> [WHAT IS BEING ASKED]
Search the entries for the word "Comptables" and pull out each line that has it.
[START OF RECORDS SHOWN]
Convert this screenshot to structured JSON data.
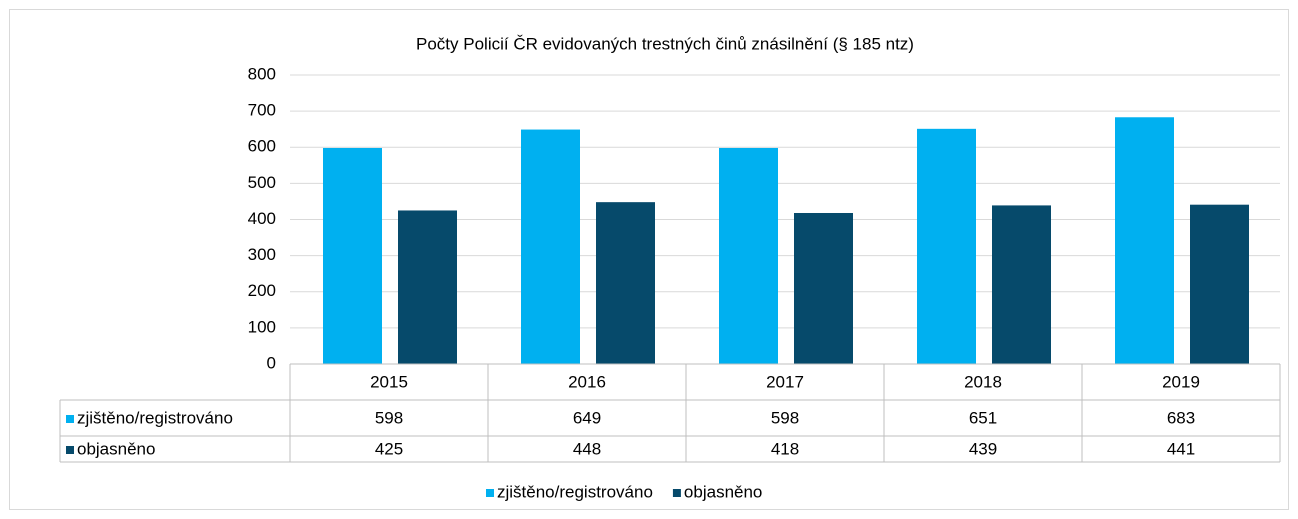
{
  "chart_data": {
    "type": "bar",
    "title": "Počty Policií ČR evidovaných trestných činů znásilnění (§ 185 ntz)",
    "categories": [
      "2015",
      "2016",
      "2017",
      "2018",
      "2019"
    ],
    "series": [
      {
        "name": "zjištěno/registrováno",
        "color": "#00b0f0",
        "values": [
          598,
          649,
          598,
          651,
          683
        ]
      },
      {
        "name": "objasněno",
        "color": "#064a6b",
        "values": [
          425,
          448,
          418,
          439,
          441
        ]
      }
    ],
    "ylim": [
      0,
      800
    ],
    "yticks": [
      0,
      100,
      200,
      300,
      400,
      500,
      600,
      700,
      800
    ],
    "grid": true,
    "legend": "bottom",
    "data_table": true
  }
}
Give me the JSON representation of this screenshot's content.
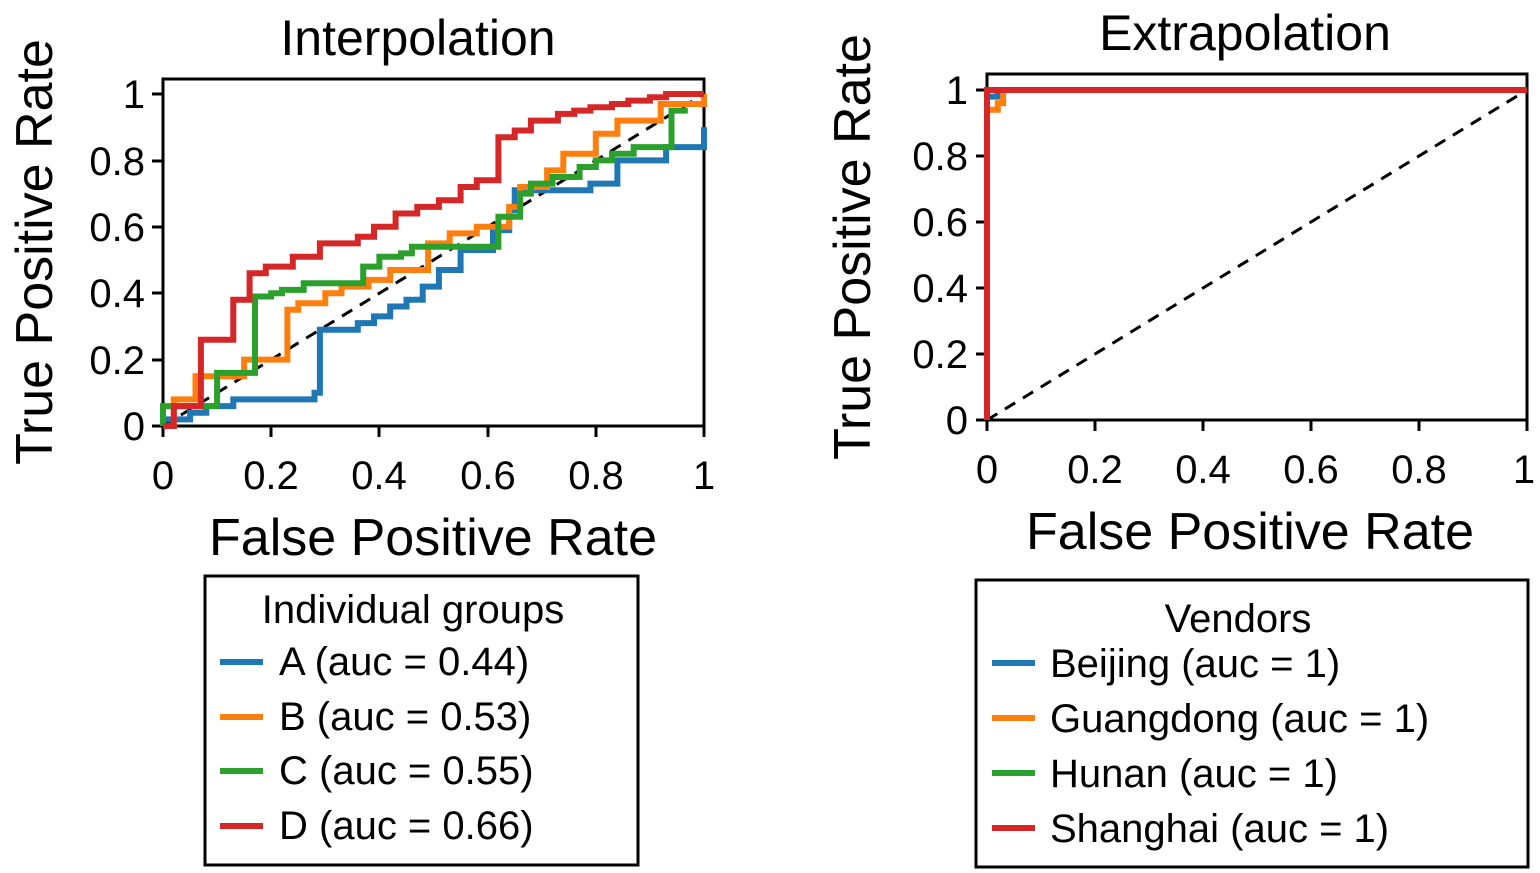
{
  "chart_data": [
    {
      "type": "line",
      "title": "Interpolation",
      "xlabel": "False Positive Rate",
      "ylabel": "True Positive Rate",
      "xlim": [
        0,
        1
      ],
      "ylim": [
        0,
        1
      ],
      "xticks": [
        "0",
        "0.2",
        "0.4",
        "0.6",
        "0.8",
        "1"
      ],
      "yticks": [
        "0",
        "0.2",
        "0.4",
        "0.6",
        "0.8",
        "1"
      ],
      "grid": false,
      "diagonal": true,
      "legend": {
        "title": "Individual groups",
        "placement": "below",
        "entries": [
          "A (auc = 0.44)",
          "B (auc = 0.53)",
          "C (auc = 0.55)",
          "D (auc = 0.66)"
        ]
      },
      "series": [
        {
          "name": "A (auc = 0.44)",
          "color": "#1f77b4",
          "x": [
            0,
            0,
            0.05,
            0.05,
            0.08,
            0.08,
            0.13,
            0.13,
            0.28,
            0.28,
            0.29,
            0.29,
            0.36,
            0.36,
            0.39,
            0.39,
            0.42,
            0.42,
            0.45,
            0.45,
            0.48,
            0.48,
            0.51,
            0.51,
            0.55,
            0.55,
            0.61,
            0.61,
            0.64,
            0.64,
            0.65,
            0.65,
            0.79,
            0.79,
            0.84,
            0.84,
            0.93,
            0.93,
            1,
            1
          ],
          "y": [
            0,
            0.02,
            0.02,
            0.04,
            0.04,
            0.06,
            0.06,
            0.08,
            0.08,
            0.1,
            0.1,
            0.29,
            0.29,
            0.31,
            0.31,
            0.33,
            0.33,
            0.36,
            0.36,
            0.38,
            0.38,
            0.42,
            0.42,
            0.47,
            0.47,
            0.53,
            0.53,
            0.59,
            0.59,
            0.65,
            0.65,
            0.71,
            0.71,
            0.73,
            0.73,
            0.8,
            0.8,
            0.84,
            0.84,
            0.9
          ]
        },
        {
          "name": "B (auc = 0.53)",
          "color": "#ff7f0e",
          "x": [
            0,
            0.02,
            0.02,
            0.06,
            0.06,
            0.15,
            0.15,
            0.23,
            0.23,
            0.25,
            0.25,
            0.3,
            0.3,
            0.33,
            0.33,
            0.38,
            0.38,
            0.42,
            0.42,
            0.49,
            0.49,
            0.53,
            0.53,
            0.58,
            0.58,
            0.64,
            0.64,
            0.66,
            0.66,
            0.71,
            0.71,
            0.74,
            0.74,
            0.8,
            0.8,
            0.84,
            0.84,
            0.92,
            0.92,
            1,
            1
          ],
          "y": [
            0,
            0,
            0.08,
            0.08,
            0.15,
            0.15,
            0.2,
            0.2,
            0.35,
            0.35,
            0.37,
            0.37,
            0.4,
            0.4,
            0.42,
            0.42,
            0.44,
            0.44,
            0.47,
            0.47,
            0.55,
            0.55,
            0.58,
            0.58,
            0.6,
            0.6,
            0.66,
            0.66,
            0.72,
            0.72,
            0.77,
            0.77,
            0.82,
            0.82,
            0.88,
            0.88,
            0.92,
            0.92,
            0.97,
            0.97,
            1
          ]
        },
        {
          "name": "C (auc = 0.55)",
          "color": "#2ca02c",
          "x": [
            0,
            0,
            0.1,
            0.1,
            0.17,
            0.17,
            0.2,
            0.2,
            0.22,
            0.22,
            0.26,
            0.26,
            0.37,
            0.37,
            0.4,
            0.4,
            0.44,
            0.44,
            0.46,
            0.46,
            0.62,
            0.62,
            0.66,
            0.66,
            0.68,
            0.68,
            0.72,
            0.72,
            0.77,
            0.77,
            0.8,
            0.8,
            0.83,
            0.83,
            0.87,
            0.87,
            0.94,
            0.94,
            0.97
          ],
          "y": [
            0,
            0.06,
            0.06,
            0.16,
            0.16,
            0.39,
            0.39,
            0.4,
            0.4,
            0.41,
            0.41,
            0.43,
            0.43,
            0.48,
            0.48,
            0.51,
            0.51,
            0.52,
            0.52,
            0.54,
            0.54,
            0.63,
            0.63,
            0.7,
            0.7,
            0.73,
            0.73,
            0.75,
            0.75,
            0.78,
            0.78,
            0.8,
            0.8,
            0.82,
            0.82,
            0.84,
            0.84,
            0.95,
            0.95
          ]
        },
        {
          "name": "D (auc = 0.66)",
          "color": "#d62728",
          "x": [
            0,
            0.02,
            0.02,
            0.07,
            0.07,
            0.13,
            0.13,
            0.16,
            0.16,
            0.19,
            0.19,
            0.24,
            0.24,
            0.29,
            0.29,
            0.36,
            0.36,
            0.39,
            0.39,
            0.43,
            0.43,
            0.47,
            0.47,
            0.51,
            0.51,
            0.55,
            0.55,
            0.58,
            0.58,
            0.62,
            0.62,
            0.65,
            0.65,
            0.68,
            0.68,
            0.73,
            0.73,
            0.76,
            0.76,
            0.79,
            0.79,
            0.83,
            0.83,
            0.86,
            0.86,
            0.9,
            0.9,
            0.93,
            0.93,
            1
          ],
          "y": [
            0,
            0,
            0.06,
            0.06,
            0.26,
            0.26,
            0.38,
            0.38,
            0.46,
            0.46,
            0.48,
            0.48,
            0.51,
            0.51,
            0.55,
            0.55,
            0.57,
            0.57,
            0.6,
            0.6,
            0.64,
            0.64,
            0.66,
            0.66,
            0.68,
            0.68,
            0.72,
            0.72,
            0.74,
            0.74,
            0.87,
            0.87,
            0.89,
            0.89,
            0.92,
            0.92,
            0.94,
            0.94,
            0.95,
            0.95,
            0.96,
            0.96,
            0.97,
            0.97,
            0.98,
            0.98,
            0.99,
            0.99,
            1,
            1
          ]
        }
      ]
    },
    {
      "type": "line",
      "title": "Extrapolation",
      "xlabel": "False Positive Rate",
      "ylabel": "True Positive Rate",
      "xlim": [
        0,
        1
      ],
      "ylim": [
        0,
        1
      ],
      "xticks": [
        "0",
        "0.2",
        "0.4",
        "0.6",
        "0.8",
        "1"
      ],
      "yticks": [
        "0",
        "0.2",
        "0.4",
        "0.6",
        "0.8",
        "1"
      ],
      "grid": false,
      "diagonal": true,
      "legend": {
        "title": "Vendors",
        "placement": "below",
        "entries": [
          "Beijing (auc = 1)",
          "Guangdong (auc = 1)",
          "Hunan (auc = 1)",
          "Shanghai (auc = 1)"
        ]
      },
      "series": [
        {
          "name": "Beijing (auc = 1)",
          "color": "#1f77b4",
          "x": [
            0,
            0,
            0.02,
            0.02,
            1
          ],
          "y": [
            0,
            0.98,
            0.98,
            1,
            1
          ]
        },
        {
          "name": "Guangdong (auc = 1)",
          "color": "#ff7f0e",
          "x": [
            0,
            0,
            0.02,
            0.02,
            0.03,
            0.03,
            1
          ],
          "y": [
            0,
            0.94,
            0.94,
            0.96,
            0.96,
            1,
            1
          ]
        },
        {
          "name": "Hunan (auc = 1)",
          "color": "#2ca02c",
          "x": [
            0,
            0,
            1
          ],
          "y": [
            0,
            1,
            1
          ]
        },
        {
          "name": "Shanghai (auc = 1)",
          "color": "#d62728",
          "x": [
            0,
            0,
            1
          ],
          "y": [
            0,
            1,
            1
          ]
        }
      ]
    }
  ]
}
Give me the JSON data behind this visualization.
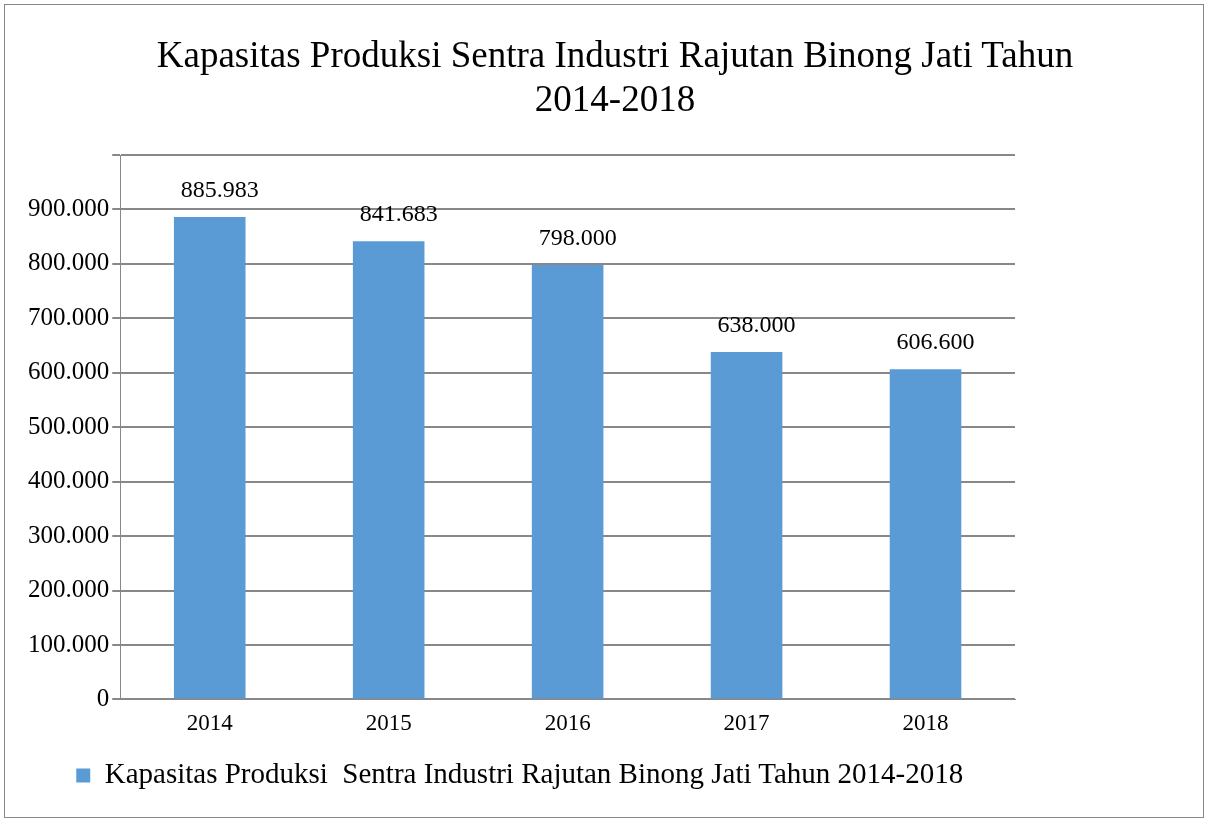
{
  "chart_data": {
    "type": "bar",
    "title": "Kapasitas Produksi Sentra Industri Rajutan Binong Jati Tahun 2014-2018",
    "categories": [
      "2014",
      "2015",
      "2016",
      "2017",
      "2018"
    ],
    "series": [
      {
        "name": "Kapasitas Produksi  Sentra Industri Rajutan Binong Jati Tahun 2014-2018",
        "color": "#5b9bd5",
        "values": [
          885983,
          841683,
          798000,
          638000,
          606600
        ],
        "value_labels": [
          "885.983",
          "841.683",
          "798.000",
          "638.000",
          "606.600"
        ]
      }
    ],
    "ylim": [
      0,
      1000000
    ],
    "yticks": [
      {
        "value": 0,
        "label": "0"
      },
      {
        "value": 100000,
        "label": "100.000"
      },
      {
        "value": 200000,
        "label": "200.000"
      },
      {
        "value": 300000,
        "label": "300.000"
      },
      {
        "value": 400000,
        "label": "400.000"
      },
      {
        "value": 500000,
        "label": "500.000"
      },
      {
        "value": 600000,
        "label": "600.000"
      },
      {
        "value": 700000,
        "label": "700.000"
      },
      {
        "value": 800000,
        "label": "800.000"
      },
      {
        "value": 900000,
        "label": "900.000"
      },
      {
        "value": 1000000,
        "label": null
      }
    ],
    "grid": "y",
    "legend": "bottom"
  }
}
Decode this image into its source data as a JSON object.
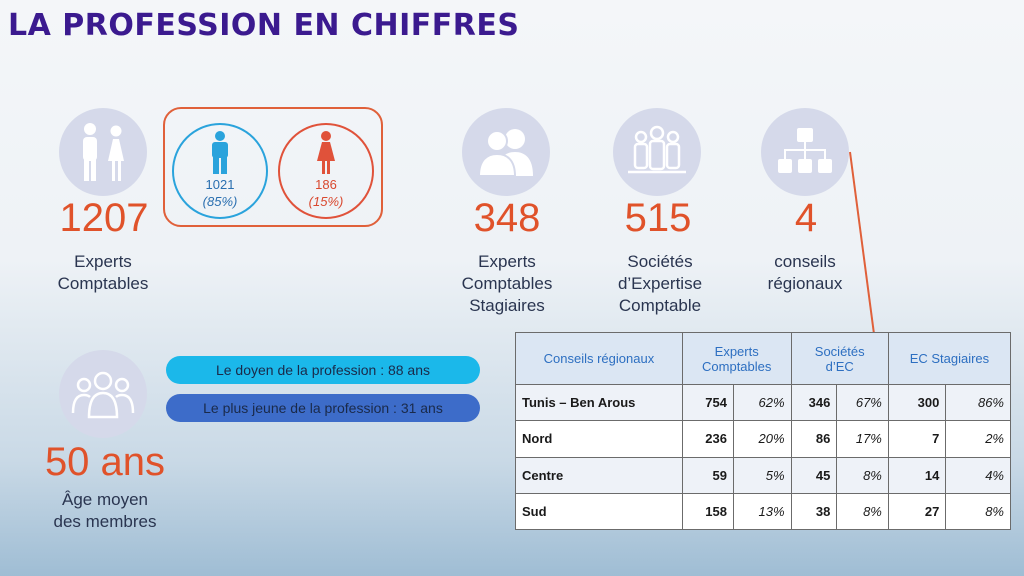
{
  "title": "LA PROFESSION EN CHIFFRES",
  "experts": {
    "value": "1207",
    "label_line1": "Experts",
    "label_line2": "Comptables"
  },
  "gender": {
    "male": {
      "count": "1021",
      "pct": "(85%)",
      "color": "#2aa3dc"
    },
    "female": {
      "count": "186",
      "pct": "(15%)",
      "color": "#e0523a"
    }
  },
  "stagiaires": {
    "value": "348",
    "line1": "Experts",
    "line2": "Comptables",
    "line3": "Stagiaires"
  },
  "societes": {
    "value": "515",
    "line1": "Sociétés",
    "line2": "d’Expertise",
    "line3": "Comptable"
  },
  "conseils": {
    "value": "4",
    "line1": "conseils",
    "line2": "régionaux"
  },
  "age": {
    "value": "50 ans",
    "line1": "Âge moyen",
    "line2": "des membres"
  },
  "pills": {
    "doyen": "Le doyen de la profession : 88 ans",
    "jeune": "Le plus jeune de la profession : 31 ans"
  },
  "table": {
    "headers": {
      "region": "Conseils régionaux",
      "experts_l1": "Experts",
      "experts_l2": "Comptables",
      "societes_l1": "Sociétés",
      "societes_l2": "d’EC",
      "stagiaires": "EC Stagiaires"
    },
    "rows": [
      {
        "region": "Tunis – Ben Arous",
        "ec": "754",
        "ec_pct": "62%",
        "se": "346",
        "se_pct": "67%",
        "st": "300",
        "st_pct": "86%"
      },
      {
        "region": "Nord",
        "ec": "236",
        "ec_pct": "20%",
        "se": "86",
        "se_pct": "17%",
        "st": "7",
        "st_pct": "2%"
      },
      {
        "region": "Centre",
        "ec": "59",
        "ec_pct": "5%",
        "se": "45",
        "se_pct": "8%",
        "st": "14",
        "st_pct": "4%"
      },
      {
        "region": "Sud",
        "ec": "158",
        "ec_pct": "13%",
        "se": "38",
        "se_pct": "8%",
        "st": "27",
        "st_pct": "8%"
      }
    ]
  },
  "colors": {
    "accent": "#e0522a",
    "title": "#3b1a8f",
    "pill_light": "#1bb8ea",
    "pill_dark": "#3d6cc9"
  }
}
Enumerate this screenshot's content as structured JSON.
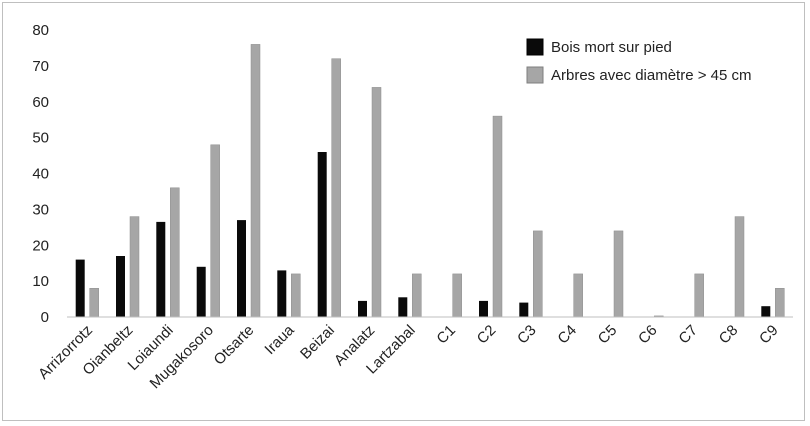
[END OF RECORDS SHOWN]
> [OUTPUT FOR THIS TASK]
    "label_line2": "Comptables"
    "line2": "Comptables",
      "experts_l2": "Comptables",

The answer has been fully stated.